(EXCERPT TO READ)
·····

Original post made on Jun 14, 2008

As part of the spiraling Palo Alto Children's Theatre controversy, the community's many "Friends" groups -- non-profit support organizations for city programs -- will soon face scrutiny to check on how they handle funds, the Weekly has learned.

Read the full story here Web Link posted Saturday, June 14, 2008, 7:08 AM

Comments (22)

Posted by Parent, a resident of Another Palo Alto neighborhood
on Jun 14, 2008 at 8:50 am

Good idea.

Some type of oversight on all of these are a great idea. There is nothing wrong with an over-enthusiastic bunch of people getting involved. Just sometimes, they might do something wrong in their zeal to help.


Posted by A Concerned Reader, a resident of Community Center
on Jun 14, 2008 at 11:47 am

The title of this article seems to cast an ugly insinuation over the many wonderful friends groups this town is blessed to have. My understanding is that these are independent fundraising organizations not under the city's control, and as such, would not themselves be subject the city manager's review.

The text of this article suggests that what this audit will be looking at is how the city interacts with the friends groups, and whether there is any inappropriate action being taken by the city itself. ("That accountant or auditor will be instructed to 'review agreements with outside non-profit 'Friends' groups and evaluate whether appropriate financial controls exist within these agreements.'" - presumably on the city's par.) But the headline seems to imply something more.

·····

(WHAT TO DO) List every clock time of day that appears in the thread excerpt on Palo Alto's "Friends" groups.

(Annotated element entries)

·····

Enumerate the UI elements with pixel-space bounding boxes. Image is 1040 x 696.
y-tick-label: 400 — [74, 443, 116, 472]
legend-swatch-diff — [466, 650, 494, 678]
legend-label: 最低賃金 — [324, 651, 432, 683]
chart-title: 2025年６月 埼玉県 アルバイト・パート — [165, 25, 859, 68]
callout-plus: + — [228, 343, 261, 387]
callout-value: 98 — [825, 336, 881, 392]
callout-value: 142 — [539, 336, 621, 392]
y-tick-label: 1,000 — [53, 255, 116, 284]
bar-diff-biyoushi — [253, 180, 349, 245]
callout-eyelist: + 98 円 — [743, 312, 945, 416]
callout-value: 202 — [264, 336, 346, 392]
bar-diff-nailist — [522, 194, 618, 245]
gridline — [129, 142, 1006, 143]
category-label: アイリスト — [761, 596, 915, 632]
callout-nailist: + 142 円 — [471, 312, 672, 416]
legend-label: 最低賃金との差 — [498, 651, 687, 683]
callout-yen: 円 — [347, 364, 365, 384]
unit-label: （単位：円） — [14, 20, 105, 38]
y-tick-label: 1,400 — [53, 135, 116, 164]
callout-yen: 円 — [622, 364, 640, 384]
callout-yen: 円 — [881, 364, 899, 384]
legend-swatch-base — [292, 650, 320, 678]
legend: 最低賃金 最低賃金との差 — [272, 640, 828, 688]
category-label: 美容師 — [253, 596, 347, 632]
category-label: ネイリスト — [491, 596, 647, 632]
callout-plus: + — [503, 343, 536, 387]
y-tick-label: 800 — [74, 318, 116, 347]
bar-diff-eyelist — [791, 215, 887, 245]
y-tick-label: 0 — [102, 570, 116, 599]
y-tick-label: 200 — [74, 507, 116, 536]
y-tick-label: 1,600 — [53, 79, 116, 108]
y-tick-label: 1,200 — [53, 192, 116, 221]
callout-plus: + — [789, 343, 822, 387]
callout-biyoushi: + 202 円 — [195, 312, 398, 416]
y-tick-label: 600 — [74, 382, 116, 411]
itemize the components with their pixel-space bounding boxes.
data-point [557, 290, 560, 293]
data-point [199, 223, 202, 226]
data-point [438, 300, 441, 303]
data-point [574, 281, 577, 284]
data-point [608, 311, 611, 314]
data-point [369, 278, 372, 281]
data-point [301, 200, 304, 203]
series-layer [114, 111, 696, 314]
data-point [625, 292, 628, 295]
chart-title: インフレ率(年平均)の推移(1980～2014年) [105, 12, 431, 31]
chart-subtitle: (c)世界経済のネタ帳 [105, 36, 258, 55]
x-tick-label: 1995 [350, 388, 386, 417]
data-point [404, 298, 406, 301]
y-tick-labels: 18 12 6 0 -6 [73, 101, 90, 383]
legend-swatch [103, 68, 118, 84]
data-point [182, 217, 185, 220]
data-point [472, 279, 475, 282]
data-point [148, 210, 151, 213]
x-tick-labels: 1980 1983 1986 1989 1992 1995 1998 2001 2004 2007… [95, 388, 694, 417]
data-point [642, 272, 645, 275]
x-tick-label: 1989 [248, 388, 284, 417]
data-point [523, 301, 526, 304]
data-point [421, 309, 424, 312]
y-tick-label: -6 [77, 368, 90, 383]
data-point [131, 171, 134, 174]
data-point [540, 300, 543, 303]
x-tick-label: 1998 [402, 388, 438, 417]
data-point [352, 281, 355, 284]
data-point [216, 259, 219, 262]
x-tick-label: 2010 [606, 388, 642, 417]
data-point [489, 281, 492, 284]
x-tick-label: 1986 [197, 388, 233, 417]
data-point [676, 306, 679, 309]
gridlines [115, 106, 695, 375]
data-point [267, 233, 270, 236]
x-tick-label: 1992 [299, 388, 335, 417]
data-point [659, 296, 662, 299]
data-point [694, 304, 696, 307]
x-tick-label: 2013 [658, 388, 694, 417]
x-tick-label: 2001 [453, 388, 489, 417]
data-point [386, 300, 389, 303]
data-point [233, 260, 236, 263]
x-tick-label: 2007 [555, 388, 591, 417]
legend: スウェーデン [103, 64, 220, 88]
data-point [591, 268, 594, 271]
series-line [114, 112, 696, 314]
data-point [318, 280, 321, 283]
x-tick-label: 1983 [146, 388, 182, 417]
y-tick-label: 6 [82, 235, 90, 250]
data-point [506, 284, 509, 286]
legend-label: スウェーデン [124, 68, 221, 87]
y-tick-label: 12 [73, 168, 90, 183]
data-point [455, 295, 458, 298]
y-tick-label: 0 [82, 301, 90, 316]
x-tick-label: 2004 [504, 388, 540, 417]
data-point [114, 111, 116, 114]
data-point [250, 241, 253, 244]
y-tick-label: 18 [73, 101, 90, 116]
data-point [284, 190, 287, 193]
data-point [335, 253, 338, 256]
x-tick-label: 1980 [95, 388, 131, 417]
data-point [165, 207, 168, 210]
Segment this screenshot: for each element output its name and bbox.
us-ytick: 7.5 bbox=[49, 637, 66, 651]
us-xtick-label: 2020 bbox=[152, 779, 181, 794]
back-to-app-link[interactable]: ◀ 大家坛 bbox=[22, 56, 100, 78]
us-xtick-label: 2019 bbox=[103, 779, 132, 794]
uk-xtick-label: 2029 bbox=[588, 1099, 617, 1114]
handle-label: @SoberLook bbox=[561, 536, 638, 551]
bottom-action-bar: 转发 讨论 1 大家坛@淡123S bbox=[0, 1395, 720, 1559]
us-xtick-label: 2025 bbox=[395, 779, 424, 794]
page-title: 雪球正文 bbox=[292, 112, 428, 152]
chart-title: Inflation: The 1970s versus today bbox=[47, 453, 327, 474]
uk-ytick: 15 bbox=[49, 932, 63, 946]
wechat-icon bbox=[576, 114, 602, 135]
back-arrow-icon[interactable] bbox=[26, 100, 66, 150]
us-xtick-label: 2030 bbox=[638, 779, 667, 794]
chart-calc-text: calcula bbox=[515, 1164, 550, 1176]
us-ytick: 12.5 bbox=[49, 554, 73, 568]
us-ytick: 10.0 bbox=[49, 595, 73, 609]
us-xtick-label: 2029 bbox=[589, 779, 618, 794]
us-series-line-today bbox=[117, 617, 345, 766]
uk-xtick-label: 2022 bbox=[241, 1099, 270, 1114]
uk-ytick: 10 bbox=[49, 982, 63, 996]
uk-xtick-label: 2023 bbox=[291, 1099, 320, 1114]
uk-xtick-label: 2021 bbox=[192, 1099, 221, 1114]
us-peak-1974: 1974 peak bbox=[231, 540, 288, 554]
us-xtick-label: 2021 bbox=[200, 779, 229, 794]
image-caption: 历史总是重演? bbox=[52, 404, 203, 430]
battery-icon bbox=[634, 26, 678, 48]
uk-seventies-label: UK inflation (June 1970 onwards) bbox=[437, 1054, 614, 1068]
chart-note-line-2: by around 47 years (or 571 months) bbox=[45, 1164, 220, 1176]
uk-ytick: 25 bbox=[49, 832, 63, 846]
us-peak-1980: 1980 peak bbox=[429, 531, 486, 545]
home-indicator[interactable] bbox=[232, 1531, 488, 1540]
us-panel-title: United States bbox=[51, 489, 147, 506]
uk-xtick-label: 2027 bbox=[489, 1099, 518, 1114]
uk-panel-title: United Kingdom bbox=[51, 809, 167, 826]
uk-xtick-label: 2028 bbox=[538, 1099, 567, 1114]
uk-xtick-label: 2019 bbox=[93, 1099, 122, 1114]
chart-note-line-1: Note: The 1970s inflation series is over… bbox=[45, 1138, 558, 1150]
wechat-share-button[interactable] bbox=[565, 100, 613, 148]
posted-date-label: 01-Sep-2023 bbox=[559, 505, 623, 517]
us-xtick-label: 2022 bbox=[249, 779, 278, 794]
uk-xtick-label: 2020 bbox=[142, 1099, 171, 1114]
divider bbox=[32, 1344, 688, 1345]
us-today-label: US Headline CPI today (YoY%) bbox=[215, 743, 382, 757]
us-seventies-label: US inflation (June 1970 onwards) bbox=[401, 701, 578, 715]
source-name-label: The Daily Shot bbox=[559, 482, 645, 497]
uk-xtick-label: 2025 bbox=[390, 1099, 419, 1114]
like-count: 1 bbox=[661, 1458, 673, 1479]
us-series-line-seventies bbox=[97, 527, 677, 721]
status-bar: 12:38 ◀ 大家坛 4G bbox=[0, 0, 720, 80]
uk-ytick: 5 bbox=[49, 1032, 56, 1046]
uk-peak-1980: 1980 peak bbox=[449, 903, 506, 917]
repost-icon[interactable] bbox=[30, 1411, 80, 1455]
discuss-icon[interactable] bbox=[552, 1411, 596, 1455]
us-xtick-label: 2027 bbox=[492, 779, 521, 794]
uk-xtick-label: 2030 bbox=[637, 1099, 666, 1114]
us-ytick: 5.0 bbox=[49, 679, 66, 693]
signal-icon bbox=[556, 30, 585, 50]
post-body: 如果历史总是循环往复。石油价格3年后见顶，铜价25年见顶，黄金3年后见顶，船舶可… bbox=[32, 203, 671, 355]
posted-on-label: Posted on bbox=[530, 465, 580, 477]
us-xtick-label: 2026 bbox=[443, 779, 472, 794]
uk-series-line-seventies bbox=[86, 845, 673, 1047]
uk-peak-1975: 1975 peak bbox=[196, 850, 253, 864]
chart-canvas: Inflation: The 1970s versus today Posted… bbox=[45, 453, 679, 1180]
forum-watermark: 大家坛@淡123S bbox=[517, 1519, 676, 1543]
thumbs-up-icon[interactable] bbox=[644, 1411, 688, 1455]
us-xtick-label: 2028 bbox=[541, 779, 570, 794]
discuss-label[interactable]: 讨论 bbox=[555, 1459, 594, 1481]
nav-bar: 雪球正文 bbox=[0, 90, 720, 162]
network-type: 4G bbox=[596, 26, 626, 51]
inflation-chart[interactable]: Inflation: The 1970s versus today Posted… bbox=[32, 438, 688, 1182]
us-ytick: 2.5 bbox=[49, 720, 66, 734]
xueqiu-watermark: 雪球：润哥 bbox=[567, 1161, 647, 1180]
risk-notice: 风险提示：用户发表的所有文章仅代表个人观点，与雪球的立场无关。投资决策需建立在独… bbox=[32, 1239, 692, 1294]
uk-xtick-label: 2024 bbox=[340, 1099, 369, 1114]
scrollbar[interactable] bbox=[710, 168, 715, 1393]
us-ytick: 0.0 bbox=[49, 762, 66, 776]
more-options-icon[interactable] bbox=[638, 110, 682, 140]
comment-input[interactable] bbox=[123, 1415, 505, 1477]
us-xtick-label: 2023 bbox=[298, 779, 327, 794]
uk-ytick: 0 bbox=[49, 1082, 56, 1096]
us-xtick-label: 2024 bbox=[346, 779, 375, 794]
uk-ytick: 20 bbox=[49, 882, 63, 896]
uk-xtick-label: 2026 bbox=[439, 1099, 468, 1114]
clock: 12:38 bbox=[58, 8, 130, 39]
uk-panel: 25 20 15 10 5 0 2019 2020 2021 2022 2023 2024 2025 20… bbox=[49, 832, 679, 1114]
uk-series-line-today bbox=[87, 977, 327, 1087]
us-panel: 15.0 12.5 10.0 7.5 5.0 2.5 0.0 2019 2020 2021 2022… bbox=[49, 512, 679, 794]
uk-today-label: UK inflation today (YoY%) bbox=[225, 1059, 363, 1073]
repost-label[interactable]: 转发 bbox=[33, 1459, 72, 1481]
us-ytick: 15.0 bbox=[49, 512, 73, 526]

·····

(ANSWER FOR THE TASK) 7:08 AM, 8:50 am, 11:47 am